AIM | Can you rewrite the items below with every "screenshot" replaced by "screen capture" and nothing else changed, omitting the pictures from your version?

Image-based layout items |
┏━━

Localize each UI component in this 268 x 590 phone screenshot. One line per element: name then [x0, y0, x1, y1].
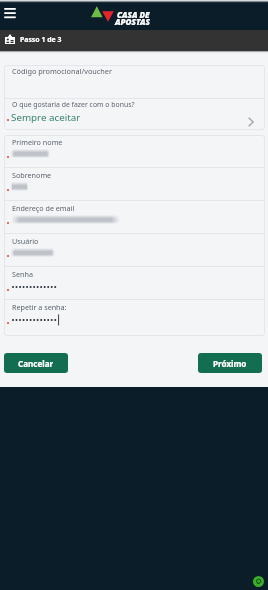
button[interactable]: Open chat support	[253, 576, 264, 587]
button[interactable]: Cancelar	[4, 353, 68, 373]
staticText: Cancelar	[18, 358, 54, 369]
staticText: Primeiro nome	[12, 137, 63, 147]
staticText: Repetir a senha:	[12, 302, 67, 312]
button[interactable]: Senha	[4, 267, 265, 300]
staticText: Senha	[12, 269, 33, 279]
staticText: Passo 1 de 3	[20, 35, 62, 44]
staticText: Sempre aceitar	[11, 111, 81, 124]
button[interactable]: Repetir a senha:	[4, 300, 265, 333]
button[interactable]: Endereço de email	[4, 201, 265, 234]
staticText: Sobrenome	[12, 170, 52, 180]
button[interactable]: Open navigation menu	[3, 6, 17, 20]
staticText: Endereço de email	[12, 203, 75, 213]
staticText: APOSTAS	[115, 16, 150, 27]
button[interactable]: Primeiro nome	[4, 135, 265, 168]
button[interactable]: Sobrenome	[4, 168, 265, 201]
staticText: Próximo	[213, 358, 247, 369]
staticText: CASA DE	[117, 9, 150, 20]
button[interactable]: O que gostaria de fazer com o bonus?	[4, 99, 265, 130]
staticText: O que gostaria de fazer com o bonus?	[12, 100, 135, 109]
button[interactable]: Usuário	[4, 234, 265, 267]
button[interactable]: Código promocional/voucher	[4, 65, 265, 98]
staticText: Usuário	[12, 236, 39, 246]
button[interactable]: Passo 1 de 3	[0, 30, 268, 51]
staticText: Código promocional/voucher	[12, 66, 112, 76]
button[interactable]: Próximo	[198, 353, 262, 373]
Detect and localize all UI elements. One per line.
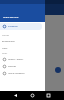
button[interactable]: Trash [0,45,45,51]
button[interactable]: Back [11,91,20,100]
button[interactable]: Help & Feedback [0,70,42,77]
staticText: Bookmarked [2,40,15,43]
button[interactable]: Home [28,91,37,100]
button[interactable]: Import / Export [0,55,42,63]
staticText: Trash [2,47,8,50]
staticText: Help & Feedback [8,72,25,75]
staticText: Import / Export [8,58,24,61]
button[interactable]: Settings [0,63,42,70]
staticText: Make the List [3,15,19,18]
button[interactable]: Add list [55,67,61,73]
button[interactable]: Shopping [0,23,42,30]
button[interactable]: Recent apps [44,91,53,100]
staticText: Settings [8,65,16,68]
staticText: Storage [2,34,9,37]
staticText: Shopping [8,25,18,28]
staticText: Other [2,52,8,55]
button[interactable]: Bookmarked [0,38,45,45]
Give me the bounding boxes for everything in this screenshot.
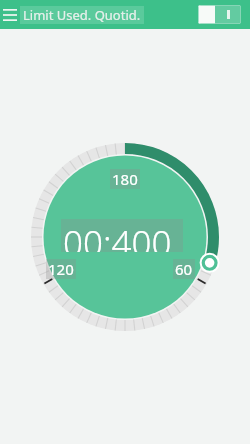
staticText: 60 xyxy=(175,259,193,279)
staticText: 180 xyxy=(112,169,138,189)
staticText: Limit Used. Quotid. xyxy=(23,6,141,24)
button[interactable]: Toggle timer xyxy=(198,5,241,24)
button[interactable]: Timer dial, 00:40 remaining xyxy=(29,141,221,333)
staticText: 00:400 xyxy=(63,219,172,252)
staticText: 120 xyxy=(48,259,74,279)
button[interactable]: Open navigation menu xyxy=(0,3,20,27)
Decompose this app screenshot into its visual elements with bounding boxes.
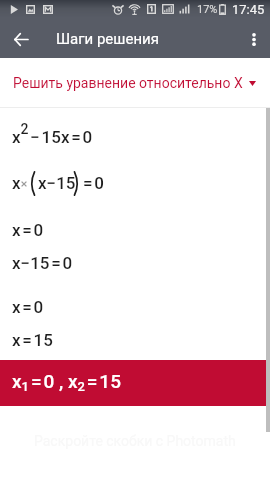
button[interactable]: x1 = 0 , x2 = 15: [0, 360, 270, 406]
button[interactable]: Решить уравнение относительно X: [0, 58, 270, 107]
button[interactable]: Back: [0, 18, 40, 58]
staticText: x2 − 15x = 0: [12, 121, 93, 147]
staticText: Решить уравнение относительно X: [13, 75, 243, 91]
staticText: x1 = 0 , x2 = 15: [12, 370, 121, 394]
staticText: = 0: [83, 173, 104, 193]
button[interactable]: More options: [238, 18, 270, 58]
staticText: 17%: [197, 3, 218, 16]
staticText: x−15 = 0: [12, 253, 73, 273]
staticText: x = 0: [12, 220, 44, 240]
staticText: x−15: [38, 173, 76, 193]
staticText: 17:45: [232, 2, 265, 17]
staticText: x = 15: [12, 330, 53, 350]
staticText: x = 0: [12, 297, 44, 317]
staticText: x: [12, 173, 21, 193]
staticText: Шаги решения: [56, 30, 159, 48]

┗━━

EXERCISE RESPONSE |
Localize each UI component in this 268 x 590 phone screen capture. One line per element: name then [x0, y0, x1, y1].
button[interactable]: Open chat support	[253, 576, 264, 587]
button[interactable]: Cancelar	[4, 353, 68, 373]
staticText: Cancelar	[18, 358, 54, 369]
staticText: Primeiro nome	[12, 137, 63, 147]
staticText: Repetir a senha:	[12, 302, 67, 312]
button[interactable]: Senha	[4, 267, 265, 300]
staticText: Senha	[12, 269, 33, 279]
staticText: Passo 1 de 3	[20, 35, 62, 44]
staticText: Sempre aceitar	[11, 111, 81, 124]
button[interactable]: Repetir a senha:	[4, 300, 265, 333]
button[interactable]: Endereço de email	[4, 201, 265, 234]
staticText: Sobrenome	[12, 170, 52, 180]
button[interactable]: Open navigation menu	[3, 6, 17, 20]
staticText: Endereço de email	[12, 203, 75, 213]
staticText: APOSTAS	[115, 16, 150, 27]
button[interactable]: Primeiro nome	[4, 135, 265, 168]
button[interactable]: Sobrenome	[4, 168, 265, 201]
staticText: Próximo	[213, 358, 247, 369]
staticText: CASA DE	[117, 9, 150, 20]
button[interactable]: O que gostaria de fazer com o bonus?	[4, 99, 265, 130]
staticText: O que gostaria de fazer com o bonus?	[12, 100, 135, 109]
button[interactable]: Usuário	[4, 234, 265, 267]
button[interactable]: Código promocional/voucher	[4, 65, 265, 98]
staticText: Usuário	[12, 236, 39, 246]
button[interactable]: Passo 1 de 3	[0, 30, 268, 51]
staticText: Código promocional/voucher	[12, 66, 112, 76]
button[interactable]: Próximo	[198, 353, 262, 373]
Detect and localize all UI elements. One per line.
button[interactable]: Trash [0,45,45,51]
button[interactable]: Back [11,91,20,100]
button[interactable]: Help & Feedback [0,70,42,77]
staticText: Bookmarked [2,40,15,43]
button[interactable]: Home [28,91,37,100]
button[interactable]: Import / Export [0,55,42,63]
staticText: Trash [2,47,8,50]
staticText: Help & Feedback [8,72,25,75]
staticText: Import / Export [8,58,24,61]
button[interactable]: Settings [0,63,42,70]
staticText: Make the List [3,15,19,18]
button[interactable]: Add list [55,67,61,73]
button[interactable]: Shopping [0,23,42,30]
button[interactable]: Recent apps [44,91,53,100]
staticText: Settings [8,65,16,68]
staticText: Storage [2,34,9,37]
staticText: Shopping [8,25,18,28]
staticText: Other [2,52,8,55]
button[interactable]: Bookmarked [0,38,45,45]
Give me the bounding boxes for everything in this screen capture.
staticText: 60 xyxy=(175,259,193,279)
staticText: 180 xyxy=(112,169,138,189)
staticText: Limit Used. Quotid. xyxy=(23,6,141,24)
button[interactable]: Toggle timer xyxy=(198,5,241,24)
button[interactable]: Timer dial, 00:40 remaining xyxy=(29,141,221,333)
staticText: 00:400 xyxy=(63,219,172,252)
staticText: 120 xyxy=(48,259,74,279)
button[interactable]: Open navigation menu xyxy=(0,3,20,27)
Decompose this app screen capture into its visual elements with bounding boxes.
button[interactable]: x1 = 0 , x2 = 15: [0, 360, 270, 406]
button[interactable]: Решить уравнение относительно X: [0, 58, 270, 107]
button[interactable]: Back: [0, 18, 40, 58]
staticText: x2 − 15x = 0: [12, 121, 93, 147]
staticText: Решить уравнение относительно X: [13, 75, 243, 91]
staticText: x1 = 0 , x2 = 15: [12, 370, 121, 394]
staticText: = 0: [83, 173, 104, 193]
button[interactable]: More options: [238, 18, 270, 58]
staticText: 17%: [197, 3, 218, 16]
staticText: x−15 = 0: [12, 253, 73, 273]
staticText: x = 0: [12, 220, 44, 240]
staticText: x−15: [38, 173, 76, 193]
staticText: 17:45: [232, 2, 265, 17]
staticText: x = 15: [12, 330, 53, 350]
staticText: x = 0: [12, 297, 44, 317]
staticText: x: [12, 173, 21, 193]
staticText: Шаги решения: [56, 30, 159, 48]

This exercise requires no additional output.